**Aim**
Copy out every record below exactly as written, but leave out any pictures.

**Supplied data**

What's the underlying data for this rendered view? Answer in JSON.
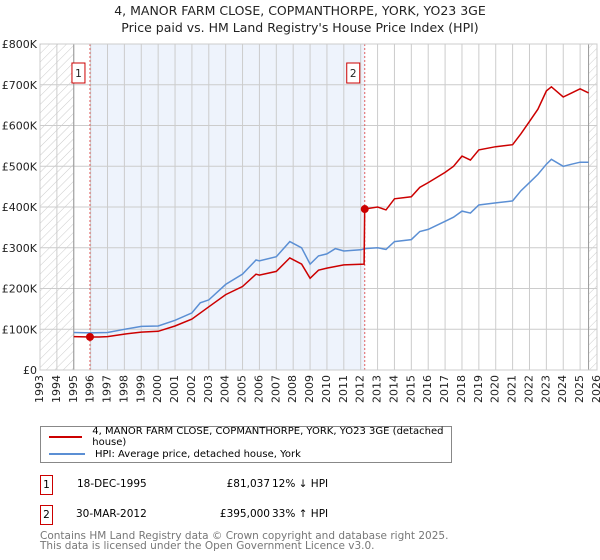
{
  "title": "4, MANOR FARM CLOSE, COPMANTHORPE, YORK, YO23 3GE",
  "subtitle": "Price paid vs. HM Land Registry's House Price Index (HPI)",
  "colors": {
    "price": "#cc0000",
    "hpi": "#5b8fd4",
    "shade": "#eef3fc"
  },
  "chart_data": {
    "type": "line",
    "title": "4, MANOR FARM CLOSE, COPMANTHORPE, YORK, YO23 3GE",
    "subtitle": "Price paid vs. HM Land Registry's House Price Index (HPI)",
    "xlim": [
      1993,
      2026
    ],
    "ylim": [
      0,
      800000
    ],
    "x_ticks": [
      "1993",
      "1994",
      "1995",
      "1996",
      "1997",
      "1998",
      "1999",
      "2000",
      "2001",
      "2002",
      "2003",
      "2004",
      "2005",
      "2006",
      "2007",
      "2008",
      "2009",
      "2010",
      "2011",
      "2012",
      "2013",
      "2014",
      "2015",
      "2016",
      "2017",
      "2018",
      "2019",
      "2020",
      "2021",
      "2022",
      "2023",
      "2024",
      "2025",
      "2026"
    ],
    "y_ticks": [
      {
        "v": 0,
        "label": "£0"
      },
      {
        "v": 100000,
        "label": "£100K"
      },
      {
        "v": 200000,
        "label": "£200K"
      },
      {
        "v": 300000,
        "label": "£300K"
      },
      {
        "v": 400000,
        "label": "£400K"
      },
      {
        "v": 500000,
        "label": "£500K"
      },
      {
        "v": 600000,
        "label": "£600K"
      },
      {
        "v": 700000,
        "label": "£700K"
      },
      {
        "v": 800000,
        "label": "£800K"
      }
    ],
    "grid": true,
    "series": [
      {
        "name": "4, MANOR FARM CLOSE, COPMANTHORPE, YORK, YO23 3GE (detached house)",
        "color": "#cc0000",
        "x": [
          1995,
          1996,
          1996.5,
          1997,
          1998,
          1999,
          2000,
          2001,
          2002,
          2003,
          2004,
          2005,
          2005.8,
          2006,
          2007,
          2007.8,
          2008.5,
          2009,
          2009.5,
          2010,
          2011,
          2012.2,
          2012.24,
          2013,
          2013.5,
          2014,
          2015,
          2015.5,
          2016,
          2017,
          2017.5,
          2018,
          2018.5,
          2019,
          2020,
          2021,
          2021.5,
          2022,
          2022.5,
          2023,
          2023.3,
          2024,
          2024.5,
          2025,
          2025.5
        ],
        "y": [
          82000,
          81000,
          81000,
          82000,
          88000,
          93000,
          95000,
          108000,
          125000,
          155000,
          185000,
          205000,
          235000,
          233000,
          242000,
          275000,
          260000,
          225000,
          245000,
          250000,
          258000,
          260000,
          395000,
          400000,
          393000,
          420000,
          425000,
          448000,
          460000,
          485000,
          500000,
          525000,
          515000,
          540000,
          548000,
          553000,
          580000,
          610000,
          640000,
          685000,
          695000,
          670000,
          680000,
          690000,
          680000
        ]
      },
      {
        "name": "HPI: Average price, detached house, York",
        "color": "#5b8fd4",
        "x": [
          1995,
          1996,
          1997,
          1998,
          1999,
          2000,
          2001,
          2002,
          2002.5,
          2003,
          2004,
          2005,
          2005.8,
          2006,
          2007,
          2007.8,
          2008.5,
          2009,
          2009.5,
          2010,
          2010.5,
          2011,
          2012,
          2012.25,
          2013,
          2013.5,
          2014,
          2015,
          2015.5,
          2016,
          2017,
          2017.5,
          2018,
          2018.5,
          2019,
          2020,
          2021,
          2021.5,
          2022,
          2022.5,
          2023,
          2023.3,
          2024,
          2024.5,
          2025,
          2025.5
        ],
        "y": [
          92000,
          91000,
          92000,
          100000,
          107000,
          108000,
          122000,
          140000,
          165000,
          172000,
          210000,
          235000,
          270000,
          268000,
          278000,
          315000,
          300000,
          260000,
          280000,
          285000,
          298000,
          292000,
          295000,
          298000,
          300000,
          296000,
          315000,
          320000,
          340000,
          345000,
          365000,
          375000,
          390000,
          385000,
          405000,
          410000,
          415000,
          440000,
          460000,
          480000,
          505000,
          517000,
          500000,
          505000,
          510000,
          510000
        ]
      }
    ],
    "annotations": [
      {
        "label": "1",
        "x": 1995.96,
        "y": 81037
      },
      {
        "label": "2",
        "x": 2012.24,
        "y": 395000
      }
    ],
    "shaded_range": [
      1995.96,
      2012.24
    ],
    "hatched_ranges": [
      [
        1993,
        1995
      ],
      [
        2025.5,
        2026
      ]
    ]
  },
  "legend": {
    "price_label": "4, MANOR FARM CLOSE, COPMANTHORPE, YORK, YO23 3GE (detached house)",
    "hpi_label": "HPI: Average price, detached house, York"
  },
  "transactions": [
    {
      "num": "1",
      "date": "18-DEC-1995",
      "price": "£81,037",
      "hpi": "12% ↓ HPI"
    },
    {
      "num": "2",
      "date": "30-MAR-2012",
      "price": "£395,000",
      "hpi": "33% ↑ HPI"
    }
  ],
  "footer": {
    "line1": "Contains HM Land Registry data © Crown copyright and database right 2025.",
    "line2": "This data is licensed under the Open Government Licence v3.0."
  }
}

**Result of the exercise**
What's the underlying data for this rendered view? Answer in JSON.
{
  "title": "4, MANOR FARM CLOSE, COPMANTHORPE, YORK, YO23 3GE",
  "subtitle": "Price paid vs. HM Land Registry's House Price Index (HPI)",
  "colors": {
    "price": "#cc0000",
    "hpi": "#5b8fd4",
    "shade": "#eef3fc"
  },
  "chart_data": {
    "type": "line",
    "title": "4, MANOR FARM CLOSE, COPMANTHORPE, YORK, YO23 3GE",
    "subtitle": "Price paid vs. HM Land Registry's House Price Index (HPI)",
    "xlim": [
      1993,
      2026
    ],
    "ylim": [
      0,
      800000
    ],
    "x_ticks": [
      "1993",
      "1994",
      "1995",
      "1996",
      "1997",
      "1998",
      "1999",
      "2000",
      "2001",
      "2002",
      "2003",
      "2004",
      "2005",
      "2006",
      "2007",
      "2008",
      "2009",
      "2010",
      "2011",
      "2012",
      "2013",
      "2014",
      "2015",
      "2016",
      "2017",
      "2018",
      "2019",
      "2020",
      "2021",
      "2022",
      "2023",
      "2024",
      "2025",
      "2026"
    ],
    "y_ticks": [
      {
        "v": 0,
        "label": "£0"
      },
      {
        "v": 100000,
        "label": "£100K"
      },
      {
        "v": 200000,
        "label": "£200K"
      },
      {
        "v": 300000,
        "label": "£300K"
      },
      {
        "v": 400000,
        "label": "£400K"
      },
      {
        "v": 500000,
        "label": "£500K"
      },
      {
        "v": 600000,
        "label": "£600K"
      },
      {
        "v": 700000,
        "label": "£700K"
      },
      {
        "v": 800000,
        "label": "£800K"
      }
    ],
    "grid": true,
    "series": [
      {
        "name": "4, MANOR FARM CLOSE, COPMANTHORPE, YORK, YO23 3GE (detached house)",
        "color": "#cc0000",
        "x": [
          1995,
          1996,
          1996.5,
          1997,
          1998,
          1999,
          2000,
          2001,
          2002,
          2003,
          2004,
          2005,
          2005.8,
          2006,
          2007,
          2007.8,
          2008.5,
          2009,
          2009.5,
          2010,
          2011,
          2012.2,
          2012.24,
          2013,
          2013.5,
          2014,
          2015,
          2015.5,
          2016,
          2017,
          2017.5,
          2018,
          2018.5,
          2019,
          2020,
          2021,
          2021.5,
          2022,
          2022.5,
          2023,
          2023.3,
          2024,
          2024.5,
          2025,
          2025.5
        ],
        "y": [
          82000,
          81000,
          81000,
          82000,
          88000,
          93000,
          95000,
          108000,
          125000,
          155000,
          185000,
          205000,
          235000,
          233000,
          242000,
          275000,
          260000,
          225000,
          245000,
          250000,
          258000,
          260000,
          395000,
          400000,
          393000,
          420000,
          425000,
          448000,
          460000,
          485000,
          500000,
          525000,
          515000,
          540000,
          548000,
          553000,
          580000,
          610000,
          640000,
          685000,
          695000,
          670000,
          680000,
          690000,
          680000
        ]
      },
      {
        "name": "HPI: Average price, detached house, York",
        "color": "#5b8fd4",
        "x": [
          1995,
          1996,
          1997,
          1998,
          1999,
          2000,
          2001,
          2002,
          2002.5,
          2003,
          2004,
          2005,
          2005.8,
          2006,
          2007,
          2007.8,
          2008.5,
          2009,
          2009.5,
          2010,
          2010.5,
          2011,
          2012,
          2012.25,
          2013,
          2013.5,
          2014,
          2015,
          2015.5,
          2016,
          2017,
          2017.5,
          2018,
          2018.5,
          2019,
          2020,
          2021,
          2021.5,
          2022,
          2022.5,
          2023,
          2023.3,
          2024,
          2024.5,
          2025,
          2025.5
        ],
        "y": [
          92000,
          91000,
          92000,
          100000,
          107000,
          108000,
          122000,
          140000,
          165000,
          172000,
          210000,
          235000,
          270000,
          268000,
          278000,
          315000,
          300000,
          260000,
          280000,
          285000,
          298000,
          292000,
          295000,
          298000,
          300000,
          296000,
          315000,
          320000,
          340000,
          345000,
          365000,
          375000,
          390000,
          385000,
          405000,
          410000,
          415000,
          440000,
          460000,
          480000,
          505000,
          517000,
          500000,
          505000,
          510000,
          510000
        ]
      }
    ],
    "annotations": [
      {
        "label": "1",
        "x": 1995.96,
        "y": 81037
      },
      {
        "label": "2",
        "x": 2012.24,
        "y": 395000
      }
    ],
    "shaded_range": [
      1995.96,
      2012.24
    ],
    "hatched_ranges": [
      [
        1993,
        1995
      ],
      [
        2025.5,
        2026
      ]
    ]
  },
  "legend": {
    "price_label": "4, MANOR FARM CLOSE, COPMANTHORPE, YORK, YO23 3GE (detached house)",
    "hpi_label": "HPI: Average price, detached house, York"
  },
  "transactions": [
    {
      "num": "1",
      "date": "18-DEC-1995",
      "price": "£81,037",
      "hpi": "12% ↓ HPI"
    },
    {
      "num": "2",
      "date": "30-MAR-2012",
      "price": "£395,000",
      "hpi": "33% ↑ HPI"
    }
  ],
  "footer": {
    "line1": "Contains HM Land Registry data © Crown copyright and database right 2025.",
    "line2": "This data is licensed under the Open Government Licence v3.0."
  }
}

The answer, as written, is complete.